• Instruction:
Transcribe the listing verbatim. Do not carry over any pictures.

• The input:

+++

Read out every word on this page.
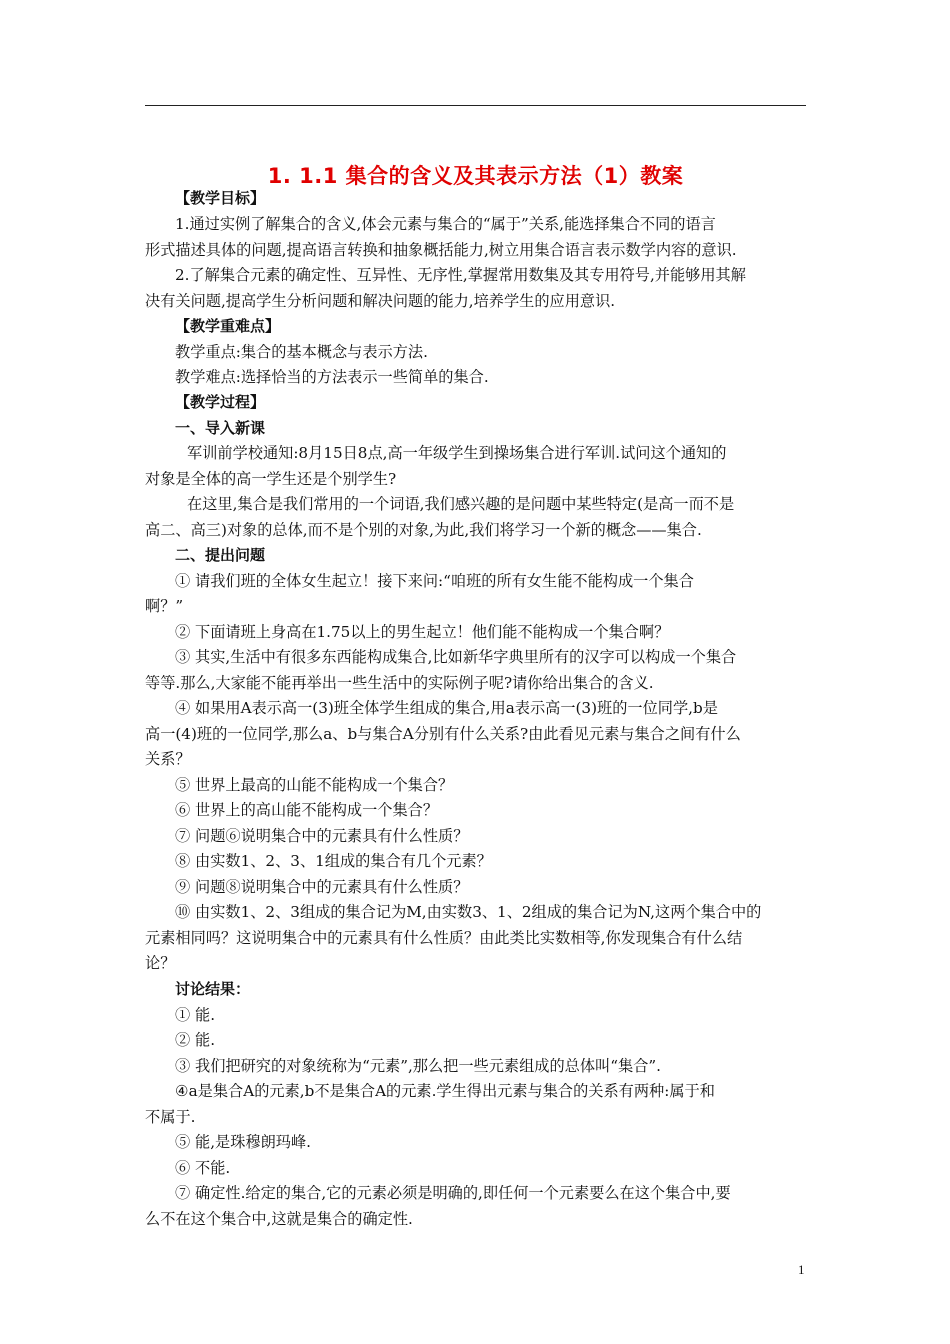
1. 1.1 集合的含义及其表示方法（1）教案
【教学目标】
1.通过实例了解集合的含义,体会元素与集合的“属于”关系,能选择集合不同的语言
形式描述具体的问题,提高语言转换和抽象概括能力,树立用集合语言表示数学内容的意识.
2.了解集合元素的确定性、互异性、无序性,掌握常用数集及其专用符号,并能够用其解
决有关问题,提高学生分析问题和解决问题的能力,培养学生的应用意识.
【教学重难点】
教学重点:集合的基本概念与表示方法.
教学难点:选择恰当的方法表示一些简单的集合.
【教学过程】
一、导入新课
军训前学校通知:8月15日8点,高一年级学生到操场集合进行军训.试问这个通知的
对象是全体的高一学生还是个别学生?
在这里,集合是我们常用的一个词语,我们感兴趣的是问题中某些特定(是高一而不是
高二、高三)对象的总体,而不是个别的对象,为此,我们将学习一个新的概念——集合.
二、提出问题
① 请我们班的全体女生起立！接下来问:“咱班的所有女生能不能构成一个集合
啊？”
② 下面请班上身高在1.75以上的男生起立！他们能不能构成一个集合啊？
③ 其实,生活中有很多东西能构成集合,比如新华字典里所有的汉字可以构成一个集合
等等.那么,大家能不能再举出一些生活中的实际例子呢?请你给出集合的含义.
④ 如果用A表示高一(3)班全体学生组成的集合,用a表示高一(3)班的一位同学,b是
高一(4)班的一位同学,那么a、b与集合A分别有什么关系?由此看见元素与集合之间有什么
关系？
⑤ 世界上最高的山能不能构成一个集合？
⑥ 世界上的高山能不能构成一个集合？
⑦ 问题⑥说明集合中的元素具有什么性质？
⑧ 由实数1、2、3、1组成的集合有几个元素？
⑨ 问题⑧说明集合中的元素具有什么性质？
⑩ 由实数1、2、3组成的集合记为M,由实数3、1、2组成的集合记为N,这两个集合中的
元素相同吗？这说明集合中的元素具有什么性质？由此类比实数相等,你发现集合有什么结
论？
讨论结果：
① 能.
② 能.
③ 我们把研究的对象统称为“元素”,那么把一些元素组成的总体叫“集合”.
④a是集合A的元素,b不是集合A的元素.学生得出元素与集合的关系有两种:属于和
不属于.
⑤ 能,是珠穆朗玛峰.
⑥ 不能.
⑦ 确定性.给定的集合,它的元素必须是明确的,即任何一个元素要么在这个集合中,要
么不在这个集合中,这就是集合的确定性.
1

+++

• Solution for this task:
Read out every word on this page.
1. 1.1 集合的含义及其表示方法（1）教案
【教学目标】
1.通过实例了解集合的含义,体会元素与集合的“属于”关系,能选择集合不同的语言
形式描述具体的问题,提高语言转换和抽象概括能力,树立用集合语言表示数学内容的意识.
2.了解集合元素的确定性、互异性、无序性,掌握常用数集及其专用符号,并能够用其解
决有关问题,提高学生分析问题和解决问题的能力,培养学生的应用意识.
【教学重难点】
教学重点:集合的基本概念与表示方法.
教学难点:选择恰当的方法表示一些简单的集合.
【教学过程】
一、导入新课
军训前学校通知:8月15日8点,高一年级学生到操场集合进行军训.试问这个通知的
对象是全体的高一学生还是个别学生?
在这里,集合是我们常用的一个词语,我们感兴趣的是问题中某些特定(是高一而不是
高二、高三)对象的总体,而不是个别的对象,为此,我们将学习一个新的概念——集合.
二、提出问题
① 请我们班的全体女生起立！接下来问:“咱班的所有女生能不能构成一个集合
啊？”
② 下面请班上身高在1.75以上的男生起立！他们能不能构成一个集合啊？
③ 其实,生活中有很多东西能构成集合,比如新华字典里所有的汉字可以构成一个集合
等等.那么,大家能不能再举出一些生活中的实际例子呢?请你给出集合的含义.
④ 如果用A表示高一(3)班全体学生组成的集合,用a表示高一(3)班的一位同学,b是
高一(4)班的一位同学,那么a、b与集合A分别有什么关系?由此看见元素与集合之间有什么
关系？
⑤ 世界上最高的山能不能构成一个集合？
⑥ 世界上的高山能不能构成一个集合？
⑦ 问题⑥说明集合中的元素具有什么性质？
⑧ 由实数1、2、3、1组成的集合有几个元素？
⑨ 问题⑧说明集合中的元素具有什么性质？
⑩ 由实数1、2、3组成的集合记为M,由实数3、1、2组成的集合记为N,这两个集合中的
元素相同吗？这说明集合中的元素具有什么性质？由此类比实数相等,你发现集合有什么结
论？
讨论结果：
① 能.
② 能.
③ 我们把研究的对象统称为“元素”,那么把一些元素组成的总体叫“集合”.
④a是集合A的元素,b不是集合A的元素.学生得出元素与集合的关系有两种:属于和
不属于.
⑤ 能,是珠穆朗玛峰.
⑥ 不能.
⑦ 确定性.给定的集合,它的元素必须是明确的,即任何一个元素要么在这个集合中,要
么不在这个集合中,这就是集合的确定性.
1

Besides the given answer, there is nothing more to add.